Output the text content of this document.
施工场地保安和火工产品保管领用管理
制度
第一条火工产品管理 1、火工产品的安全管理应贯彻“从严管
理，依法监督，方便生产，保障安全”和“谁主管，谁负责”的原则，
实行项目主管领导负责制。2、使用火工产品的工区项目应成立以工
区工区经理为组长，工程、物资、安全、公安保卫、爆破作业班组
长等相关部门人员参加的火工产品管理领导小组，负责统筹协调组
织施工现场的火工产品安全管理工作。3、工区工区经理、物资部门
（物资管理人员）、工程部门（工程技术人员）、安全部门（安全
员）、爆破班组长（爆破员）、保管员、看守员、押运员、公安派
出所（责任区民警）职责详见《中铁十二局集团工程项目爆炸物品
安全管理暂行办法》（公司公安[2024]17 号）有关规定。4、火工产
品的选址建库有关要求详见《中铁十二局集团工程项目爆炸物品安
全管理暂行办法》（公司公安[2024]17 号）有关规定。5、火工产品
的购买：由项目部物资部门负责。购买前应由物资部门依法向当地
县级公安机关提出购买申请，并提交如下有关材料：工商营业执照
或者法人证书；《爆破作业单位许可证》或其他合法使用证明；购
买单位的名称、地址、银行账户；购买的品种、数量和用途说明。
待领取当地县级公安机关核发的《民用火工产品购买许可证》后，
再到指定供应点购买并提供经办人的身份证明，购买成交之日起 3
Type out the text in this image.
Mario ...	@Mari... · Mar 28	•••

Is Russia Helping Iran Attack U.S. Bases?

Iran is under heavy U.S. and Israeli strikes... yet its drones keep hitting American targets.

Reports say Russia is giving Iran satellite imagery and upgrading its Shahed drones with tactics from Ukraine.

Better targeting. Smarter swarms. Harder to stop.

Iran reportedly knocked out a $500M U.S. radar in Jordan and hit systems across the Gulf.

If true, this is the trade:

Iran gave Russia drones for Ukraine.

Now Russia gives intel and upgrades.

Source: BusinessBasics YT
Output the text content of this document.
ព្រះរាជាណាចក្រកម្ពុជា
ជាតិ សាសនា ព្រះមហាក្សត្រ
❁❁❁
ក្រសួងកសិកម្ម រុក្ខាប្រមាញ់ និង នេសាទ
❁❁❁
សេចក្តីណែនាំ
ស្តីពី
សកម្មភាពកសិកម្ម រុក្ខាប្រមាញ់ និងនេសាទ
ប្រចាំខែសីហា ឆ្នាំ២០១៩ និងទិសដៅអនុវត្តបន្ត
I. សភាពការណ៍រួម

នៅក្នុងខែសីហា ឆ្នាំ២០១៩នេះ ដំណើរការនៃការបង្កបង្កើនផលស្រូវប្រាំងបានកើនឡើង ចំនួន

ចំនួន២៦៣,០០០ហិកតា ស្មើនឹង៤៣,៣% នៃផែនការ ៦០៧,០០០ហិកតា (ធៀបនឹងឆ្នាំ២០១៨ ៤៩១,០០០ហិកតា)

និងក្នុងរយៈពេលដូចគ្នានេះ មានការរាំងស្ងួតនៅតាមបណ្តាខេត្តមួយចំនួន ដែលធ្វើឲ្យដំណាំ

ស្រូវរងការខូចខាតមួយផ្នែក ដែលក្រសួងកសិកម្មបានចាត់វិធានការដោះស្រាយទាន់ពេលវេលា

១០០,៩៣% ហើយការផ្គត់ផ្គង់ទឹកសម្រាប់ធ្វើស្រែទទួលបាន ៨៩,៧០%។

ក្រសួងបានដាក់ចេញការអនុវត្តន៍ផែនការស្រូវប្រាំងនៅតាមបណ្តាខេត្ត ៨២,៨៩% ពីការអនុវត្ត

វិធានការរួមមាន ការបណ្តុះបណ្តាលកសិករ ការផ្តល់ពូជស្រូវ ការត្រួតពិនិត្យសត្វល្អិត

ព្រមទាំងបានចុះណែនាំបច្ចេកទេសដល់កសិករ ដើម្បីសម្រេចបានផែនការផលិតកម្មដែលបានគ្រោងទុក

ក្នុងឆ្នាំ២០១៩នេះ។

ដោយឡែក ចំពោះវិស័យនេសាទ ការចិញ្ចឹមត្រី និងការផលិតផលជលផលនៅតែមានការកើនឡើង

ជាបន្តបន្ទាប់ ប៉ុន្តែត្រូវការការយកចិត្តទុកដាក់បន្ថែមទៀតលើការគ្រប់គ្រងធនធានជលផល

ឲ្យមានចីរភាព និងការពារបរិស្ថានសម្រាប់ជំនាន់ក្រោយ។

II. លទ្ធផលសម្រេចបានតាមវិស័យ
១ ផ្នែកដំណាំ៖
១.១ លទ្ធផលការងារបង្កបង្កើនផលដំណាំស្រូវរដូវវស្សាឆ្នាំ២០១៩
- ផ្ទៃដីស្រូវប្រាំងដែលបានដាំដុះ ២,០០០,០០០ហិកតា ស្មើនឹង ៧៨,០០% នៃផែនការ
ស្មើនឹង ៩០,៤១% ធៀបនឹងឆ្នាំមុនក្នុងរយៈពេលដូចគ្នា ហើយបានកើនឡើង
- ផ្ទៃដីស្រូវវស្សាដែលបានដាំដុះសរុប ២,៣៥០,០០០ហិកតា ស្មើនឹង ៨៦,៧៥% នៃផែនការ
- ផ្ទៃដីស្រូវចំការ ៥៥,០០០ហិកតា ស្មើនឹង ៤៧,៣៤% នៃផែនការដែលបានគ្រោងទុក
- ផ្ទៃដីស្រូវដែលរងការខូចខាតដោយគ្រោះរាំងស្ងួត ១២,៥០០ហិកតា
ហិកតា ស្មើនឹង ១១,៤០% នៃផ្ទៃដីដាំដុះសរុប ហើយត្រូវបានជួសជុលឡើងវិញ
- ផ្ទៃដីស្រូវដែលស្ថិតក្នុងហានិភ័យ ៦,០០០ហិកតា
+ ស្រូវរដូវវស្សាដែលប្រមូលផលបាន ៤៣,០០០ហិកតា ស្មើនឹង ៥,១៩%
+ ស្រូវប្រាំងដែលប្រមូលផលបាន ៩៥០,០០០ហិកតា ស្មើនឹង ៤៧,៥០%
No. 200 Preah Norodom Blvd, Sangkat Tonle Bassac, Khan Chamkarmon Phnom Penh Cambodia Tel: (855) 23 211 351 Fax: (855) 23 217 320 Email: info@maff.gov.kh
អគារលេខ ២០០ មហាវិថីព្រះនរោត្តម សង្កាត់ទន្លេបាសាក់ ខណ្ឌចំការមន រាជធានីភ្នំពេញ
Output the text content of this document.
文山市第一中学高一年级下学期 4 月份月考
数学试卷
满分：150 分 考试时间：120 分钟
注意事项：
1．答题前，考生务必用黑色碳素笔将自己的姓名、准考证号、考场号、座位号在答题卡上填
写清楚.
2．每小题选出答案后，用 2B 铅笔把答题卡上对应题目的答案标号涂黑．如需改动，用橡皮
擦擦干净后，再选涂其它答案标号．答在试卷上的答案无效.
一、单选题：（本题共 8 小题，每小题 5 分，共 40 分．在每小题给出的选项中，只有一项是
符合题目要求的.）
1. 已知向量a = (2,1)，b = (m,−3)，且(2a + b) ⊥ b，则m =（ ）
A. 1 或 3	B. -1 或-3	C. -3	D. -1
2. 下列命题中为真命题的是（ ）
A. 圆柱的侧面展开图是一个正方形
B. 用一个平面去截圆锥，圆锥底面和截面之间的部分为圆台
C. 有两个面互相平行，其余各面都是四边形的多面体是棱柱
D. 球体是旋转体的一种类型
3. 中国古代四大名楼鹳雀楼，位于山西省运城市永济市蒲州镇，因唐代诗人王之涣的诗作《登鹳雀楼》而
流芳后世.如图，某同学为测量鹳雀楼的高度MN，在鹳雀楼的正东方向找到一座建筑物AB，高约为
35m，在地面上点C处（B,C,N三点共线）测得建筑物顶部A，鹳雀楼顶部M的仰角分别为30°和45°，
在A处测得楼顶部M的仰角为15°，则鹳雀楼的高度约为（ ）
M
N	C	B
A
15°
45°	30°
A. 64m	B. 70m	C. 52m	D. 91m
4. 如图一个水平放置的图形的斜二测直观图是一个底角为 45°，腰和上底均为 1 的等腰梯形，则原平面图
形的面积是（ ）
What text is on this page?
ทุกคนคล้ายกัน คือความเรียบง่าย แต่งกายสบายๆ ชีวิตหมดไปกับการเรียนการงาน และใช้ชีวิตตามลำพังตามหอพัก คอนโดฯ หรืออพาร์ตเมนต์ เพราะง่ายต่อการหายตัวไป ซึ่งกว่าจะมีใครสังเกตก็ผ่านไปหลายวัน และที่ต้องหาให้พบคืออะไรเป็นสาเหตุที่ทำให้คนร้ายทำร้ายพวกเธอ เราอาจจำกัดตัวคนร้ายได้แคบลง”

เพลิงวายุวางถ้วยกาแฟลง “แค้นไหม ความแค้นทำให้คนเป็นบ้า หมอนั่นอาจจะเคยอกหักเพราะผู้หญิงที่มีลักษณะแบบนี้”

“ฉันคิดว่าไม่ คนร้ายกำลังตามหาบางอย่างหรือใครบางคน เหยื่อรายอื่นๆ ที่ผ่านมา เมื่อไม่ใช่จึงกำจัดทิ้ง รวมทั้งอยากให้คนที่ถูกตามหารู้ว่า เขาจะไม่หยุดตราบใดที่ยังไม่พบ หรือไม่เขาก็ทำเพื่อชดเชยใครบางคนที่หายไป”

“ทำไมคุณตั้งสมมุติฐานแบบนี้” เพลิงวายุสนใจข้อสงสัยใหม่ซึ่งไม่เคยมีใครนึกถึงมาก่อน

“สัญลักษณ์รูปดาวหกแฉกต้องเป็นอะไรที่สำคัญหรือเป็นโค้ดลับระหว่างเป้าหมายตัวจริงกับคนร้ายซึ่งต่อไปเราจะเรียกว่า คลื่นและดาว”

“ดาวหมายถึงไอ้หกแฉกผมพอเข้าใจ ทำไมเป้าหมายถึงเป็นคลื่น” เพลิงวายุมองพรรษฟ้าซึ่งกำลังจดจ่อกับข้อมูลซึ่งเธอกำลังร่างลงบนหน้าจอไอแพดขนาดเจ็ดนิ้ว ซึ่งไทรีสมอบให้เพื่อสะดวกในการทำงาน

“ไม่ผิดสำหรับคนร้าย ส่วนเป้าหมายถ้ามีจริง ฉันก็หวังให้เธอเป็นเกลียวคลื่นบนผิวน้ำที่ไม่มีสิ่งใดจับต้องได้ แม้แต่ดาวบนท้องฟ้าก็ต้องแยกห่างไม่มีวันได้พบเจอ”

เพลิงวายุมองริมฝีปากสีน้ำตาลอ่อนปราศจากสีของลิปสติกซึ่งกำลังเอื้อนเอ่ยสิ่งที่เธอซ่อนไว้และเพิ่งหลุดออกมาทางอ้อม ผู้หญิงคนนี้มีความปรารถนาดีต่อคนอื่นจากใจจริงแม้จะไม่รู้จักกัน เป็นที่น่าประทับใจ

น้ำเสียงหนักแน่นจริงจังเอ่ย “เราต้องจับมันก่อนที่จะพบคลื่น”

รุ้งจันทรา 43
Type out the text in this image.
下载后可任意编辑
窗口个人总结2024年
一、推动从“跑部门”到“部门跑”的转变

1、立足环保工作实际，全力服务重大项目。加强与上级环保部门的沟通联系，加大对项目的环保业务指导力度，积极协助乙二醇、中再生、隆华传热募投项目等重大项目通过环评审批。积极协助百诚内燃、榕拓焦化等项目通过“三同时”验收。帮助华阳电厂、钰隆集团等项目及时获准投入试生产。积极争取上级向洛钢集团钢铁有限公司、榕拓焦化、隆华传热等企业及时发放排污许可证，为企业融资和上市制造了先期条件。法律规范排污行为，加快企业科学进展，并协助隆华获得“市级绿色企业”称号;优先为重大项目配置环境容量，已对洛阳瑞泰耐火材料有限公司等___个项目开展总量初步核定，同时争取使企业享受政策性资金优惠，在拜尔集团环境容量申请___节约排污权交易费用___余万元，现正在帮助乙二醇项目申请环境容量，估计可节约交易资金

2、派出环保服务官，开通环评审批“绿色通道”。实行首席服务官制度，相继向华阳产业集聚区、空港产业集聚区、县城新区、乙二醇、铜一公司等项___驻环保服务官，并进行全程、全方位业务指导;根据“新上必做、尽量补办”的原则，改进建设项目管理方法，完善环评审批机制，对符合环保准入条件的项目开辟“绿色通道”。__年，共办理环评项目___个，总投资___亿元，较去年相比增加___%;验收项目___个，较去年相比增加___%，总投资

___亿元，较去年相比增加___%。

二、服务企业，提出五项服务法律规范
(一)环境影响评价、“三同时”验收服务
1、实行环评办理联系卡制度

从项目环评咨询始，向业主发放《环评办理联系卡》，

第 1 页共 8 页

##############################

* **WHAT IS BEING ASKED**: Scan the lines for the string "លផលប". Pick out every line that has it.

* **RESULT FOR THIS EXERCISE**:
+ ស្រូវរដូវវស្សាដែលប្រមូលផលបាន ៤៣,០០០ហិកតា ស្មើនឹង ៥,១៩%
+ ស្រូវប្រាំងដែលប្រមូលផលបាន ៩៥០,០០០ហិកតា ស្មើនឹង ៤៧,៥០%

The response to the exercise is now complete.